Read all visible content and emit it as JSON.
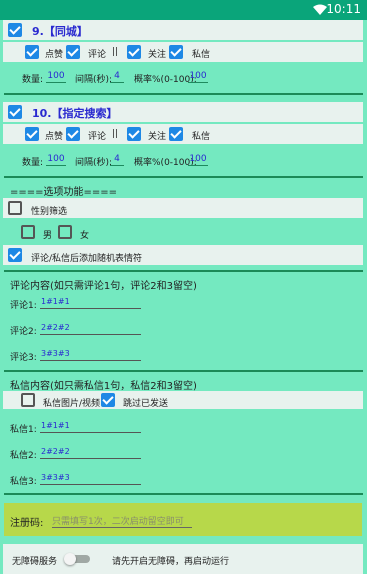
{
  "status_bar": {
    "time": "10:11"
  },
  "group9": {
    "title": "9.【同城】",
    "checks": [
      {
        "label": "点赞",
        "checked": true
      },
      {
        "label": "评论",
        "checked": true
      },
      {
        "label": "关注",
        "checked": true
      },
      {
        "label": "私信",
        "checked": true
      }
    ],
    "separator": "||",
    "count_label": "数量:",
    "count_value": "100",
    "interval_label": "间隔(秒):",
    "interval_value": "4",
    "prob_label": "概率%(0-100):",
    "prob_value": "100"
  },
  "group10": {
    "title": "10.【指定搜索】",
    "checks": [
      {
        "label": "点赞",
        "checked": true
      },
      {
        "label": "评论",
        "checked": true
      },
      {
        "label": "关注",
        "checked": true
      },
      {
        "label": "私信",
        "checked": true
      }
    ],
    "separator": "||",
    "count_label": "数量:",
    "count_value": "100",
    "interval_label": "间隔(秒):",
    "interval_value": "4",
    "prob_label": "概率%(0-100):",
    "prob_value": "100"
  },
  "options": {
    "header": "====选项功能====",
    "gender_filter": "性别筛选",
    "male": "男",
    "female": "女",
    "emoji_label": "评论/私信后添加随机表情符"
  },
  "comments": {
    "header": "评论内容(如只需评论1句，评论2和3留空)",
    "rows": [
      {
        "label": "评论1:",
        "value": "1#1#1"
      },
      {
        "label": "评论2:",
        "value": "2#2#2"
      },
      {
        "label": "评论3:",
        "value": "3#3#3"
      }
    ]
  },
  "messages": {
    "header": "私信内容(如只需私信1句，私信2和3留空)",
    "media_label": "私信图片/视频",
    "skip_label": "跳过已发送",
    "rows": [
      {
        "label": "私信1:",
        "value": "1#1#1"
      },
      {
        "label": "私信2:",
        "value": "2#2#2"
      },
      {
        "label": "私信3:",
        "value": "3#3#3"
      }
    ]
  },
  "register": {
    "label": "注册码:",
    "placeholder": "只需填写1次，二次启动留空即可"
  },
  "accessibility": {
    "label": "无障碍服务",
    "hint": "请先开启无障碍，再启动运行"
  },
  "colors": {
    "background": "#74e9c0",
    "accent": "#1e88e5",
    "title": "#2a2ad0",
    "register_bg": "#b7d84a"
  }
}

════════════════════

Transcribe the preceding listing in its entirety and with exact wording, leaving out pictures.

Read all visible content and emit it as JSON.
{
  "status_bar": {
    "time": "10:11"
  },
  "group9": {
    "title": "9.【同城】",
    "checks": [
      {
        "label": "点赞",
        "checked": true
      },
      {
        "label": "评论",
        "checked": true
      },
      {
        "label": "关注",
        "checked": true
      },
      {
        "label": "私信",
        "checked": true
      }
    ],
    "separator": "||",
    "count_label": "数量:",
    "count_value": "100",
    "interval_label": "间隔(秒):",
    "interval_value": "4",
    "prob_label": "概率%(0-100):",
    "prob_value": "100"
  },
  "group10": {
    "title": "10.【指定搜索】",
    "checks": [
      {
        "label": "点赞",
        "checked": true
      },
      {
        "label": "评论",
        "checked": true
      },
      {
        "label": "关注",
        "checked": true
      },
      {
        "label": "私信",
        "checked": true
      }
    ],
    "separator": "||",
    "count_label": "数量:",
    "count_value": "100",
    "interval_label": "间隔(秒):",
    "interval_value": "4",
    "prob_label": "概率%(0-100):",
    "prob_value": "100"
  },
  "options": {
    "header": "====选项功能====",
    "gender_filter": "性别筛选",
    "male": "男",
    "female": "女",
    "emoji_label": "评论/私信后添加随机表情符"
  },
  "comments": {
    "header": "评论内容(如只需评论1句，评论2和3留空)",
    "rows": [
      {
        "label": "评论1:",
        "value": "1#1#1"
      },
      {
        "label": "评论2:",
        "value": "2#2#2"
      },
      {
        "label": "评论3:",
        "value": "3#3#3"
      }
    ]
  },
  "messages": {
    "header": "私信内容(如只需私信1句，私信2和3留空)",
    "media_label": "私信图片/视频",
    "skip_label": "跳过已发送",
    "rows": [
      {
        "label": "私信1:",
        "value": "1#1#1"
      },
      {
        "label": "私信2:",
        "value": "2#2#2"
      },
      {
        "label": "私信3:",
        "value": "3#3#3"
      }
    ]
  },
  "register": {
    "label": "注册码:",
    "placeholder": "只需填写1次，二次启动留空即可"
  },
  "accessibility": {
    "label": "无障碍服务",
    "hint": "请先开启无障碍，再启动运行"
  },
  "colors": {
    "background": "#74e9c0",
    "accent": "#1e88e5",
    "title": "#2a2ad0",
    "register_bg": "#b7d84a"
  }
}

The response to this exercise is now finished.